# [TEKS BACAAN]
-*-

Dalam realitas kehidupan, ternyata putusnya perkawinan semakin lama semakin menjadi persoalan dalam masyarakat, karena di samping kasus perceraian semakin banyak, sebabnya pun semakin beragam dan kompleks. Meskipun diizinkan, perceraian tetaplah suatu perbuatan yang tidak dianjurkan dalam agama, terutama agama Islam yang menganggap perceraian sebagai “Perkara halal yang paling dibenci”.
Islam memang mengharapkan agar setiap perkawinan akan langgeng, sehingga berbagai aturan telah ditetapkan untuk menjaga kelanggengan itu. Seperti; dibimbing untuk memilih pasangan yang baik, diatur akad nikahnya, diatur pula hak dan kewajiban masing-masing pasangan, dan diajarkan pula tahapan penyelesaian masalah bila terjadi. Namun demikian, Islam tidak memungkiri bahwa ada pasangan yang mengalami kesulitan dalam kehidupan berumah-tangga, sehingga kebersamaan tidak lagi mendatangkan kebahagiaan, malah sebaliknya menimbulkan penderitaan dan kesengsaraan. Karena itu, disamping Islam menyuruh memelihara kelanggengan perkawinan, juga membuka peluang kecil untuk keluar dari kesulitan perkawinan dengan membolehkan perceraian bila memang keadaan menuntut. Apabila kesulitan itu ada di pihak suami, dan persoalan itu tidak bisa terselesaikan, maka ia dibolehkan menempuh jalan “cerai talak”[1]. Sebaliknya, apabila istri yang merasa tersiksa di rumah tangga karena suaminya, maka ia dibenarkan mengajukan perceraian atau “khulu‘ [2]. Hanya saja, di Indonesia kata khulu’ lebih familiar dengan istilah “gugat cerai” [3].
Permasalahan
Bagaimana pelaksanaan perceraian dengan khuluk yang salah satunya tidak tercapai mufakat tentang tebusannya dan atau telah mufakat besar/jenis tebusannya.

-*-

[Entri set data]
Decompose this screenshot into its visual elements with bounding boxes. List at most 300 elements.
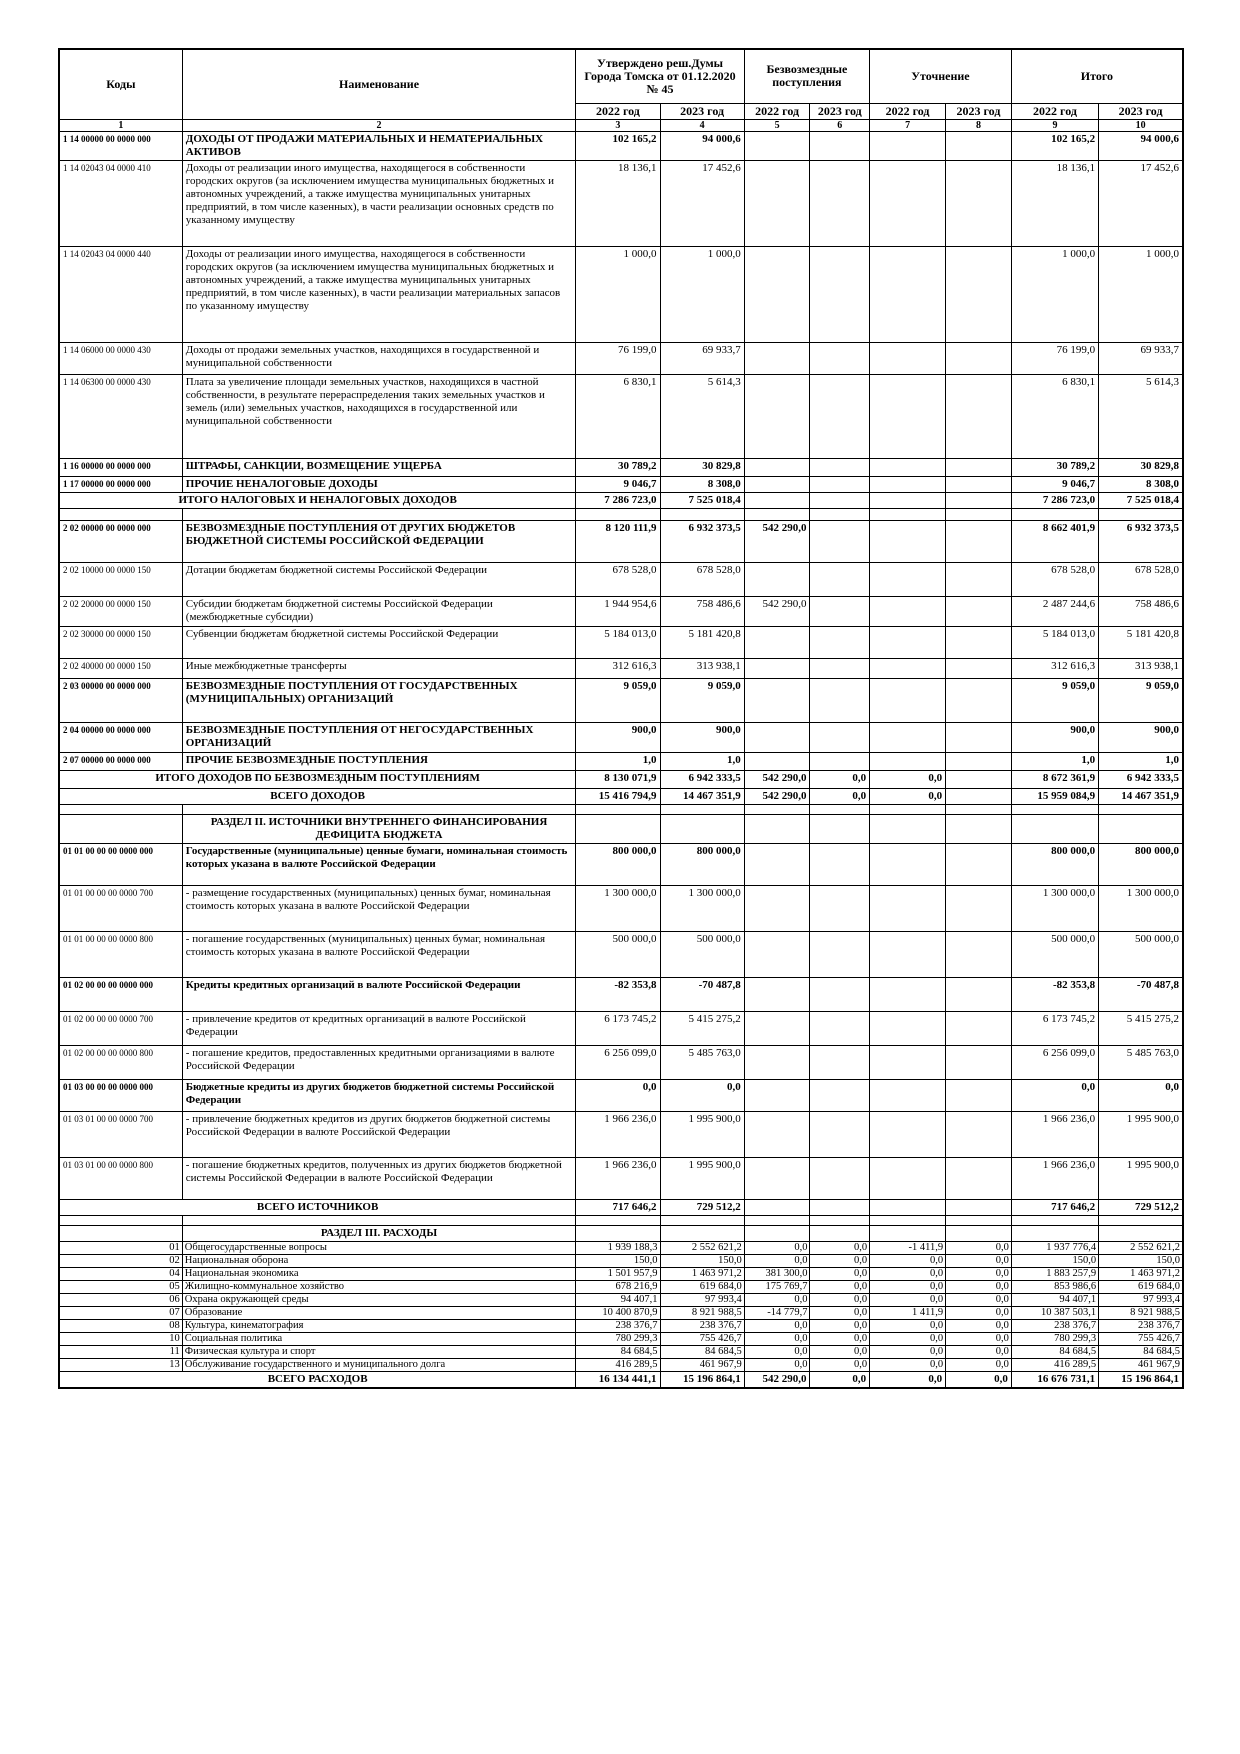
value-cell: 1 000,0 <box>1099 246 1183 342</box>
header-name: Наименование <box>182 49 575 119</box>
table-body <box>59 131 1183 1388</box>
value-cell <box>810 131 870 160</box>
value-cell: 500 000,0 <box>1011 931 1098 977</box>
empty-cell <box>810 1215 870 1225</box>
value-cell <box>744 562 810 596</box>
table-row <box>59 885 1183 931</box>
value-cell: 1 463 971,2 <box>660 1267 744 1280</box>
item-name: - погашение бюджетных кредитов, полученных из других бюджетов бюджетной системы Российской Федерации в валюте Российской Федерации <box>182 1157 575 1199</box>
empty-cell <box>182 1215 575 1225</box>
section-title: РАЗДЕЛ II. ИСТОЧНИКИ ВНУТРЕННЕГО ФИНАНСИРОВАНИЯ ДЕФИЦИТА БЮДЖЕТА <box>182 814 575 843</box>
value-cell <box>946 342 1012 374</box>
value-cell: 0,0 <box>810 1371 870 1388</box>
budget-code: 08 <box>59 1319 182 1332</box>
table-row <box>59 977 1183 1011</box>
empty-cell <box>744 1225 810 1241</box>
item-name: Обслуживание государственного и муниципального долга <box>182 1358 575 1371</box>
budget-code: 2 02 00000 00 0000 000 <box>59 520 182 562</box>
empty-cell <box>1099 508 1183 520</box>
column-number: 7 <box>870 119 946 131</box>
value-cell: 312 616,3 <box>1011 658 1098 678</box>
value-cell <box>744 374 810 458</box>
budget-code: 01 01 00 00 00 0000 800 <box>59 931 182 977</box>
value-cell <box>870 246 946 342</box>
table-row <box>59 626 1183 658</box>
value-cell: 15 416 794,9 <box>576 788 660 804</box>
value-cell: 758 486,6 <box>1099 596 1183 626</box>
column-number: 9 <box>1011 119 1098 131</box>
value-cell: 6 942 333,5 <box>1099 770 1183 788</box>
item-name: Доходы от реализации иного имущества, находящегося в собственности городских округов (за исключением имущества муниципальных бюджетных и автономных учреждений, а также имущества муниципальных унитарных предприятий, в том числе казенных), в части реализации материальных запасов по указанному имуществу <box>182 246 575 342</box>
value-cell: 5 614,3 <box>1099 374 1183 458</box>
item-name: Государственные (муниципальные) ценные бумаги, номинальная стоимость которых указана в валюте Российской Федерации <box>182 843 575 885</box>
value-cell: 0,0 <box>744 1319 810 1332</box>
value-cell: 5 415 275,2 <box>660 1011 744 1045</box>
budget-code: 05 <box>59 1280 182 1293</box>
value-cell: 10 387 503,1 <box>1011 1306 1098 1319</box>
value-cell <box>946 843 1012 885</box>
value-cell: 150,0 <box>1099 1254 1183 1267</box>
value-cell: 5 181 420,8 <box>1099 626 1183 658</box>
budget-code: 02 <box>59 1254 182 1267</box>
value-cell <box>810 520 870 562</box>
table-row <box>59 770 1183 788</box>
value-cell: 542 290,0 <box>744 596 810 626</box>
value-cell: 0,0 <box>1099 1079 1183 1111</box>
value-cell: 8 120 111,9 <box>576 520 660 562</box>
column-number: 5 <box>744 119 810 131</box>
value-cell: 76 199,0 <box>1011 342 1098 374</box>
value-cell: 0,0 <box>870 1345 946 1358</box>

-*-

# [PETUNJUK SOAL]
Sebutkan istilah yang menurut teks bacaan tentang perceraian lebih dikenal di Indonesia untuk kata khulu’. Data tersebut tidak berperan sama sekali di sini.

# [JAWABAN]
Gugat cerai.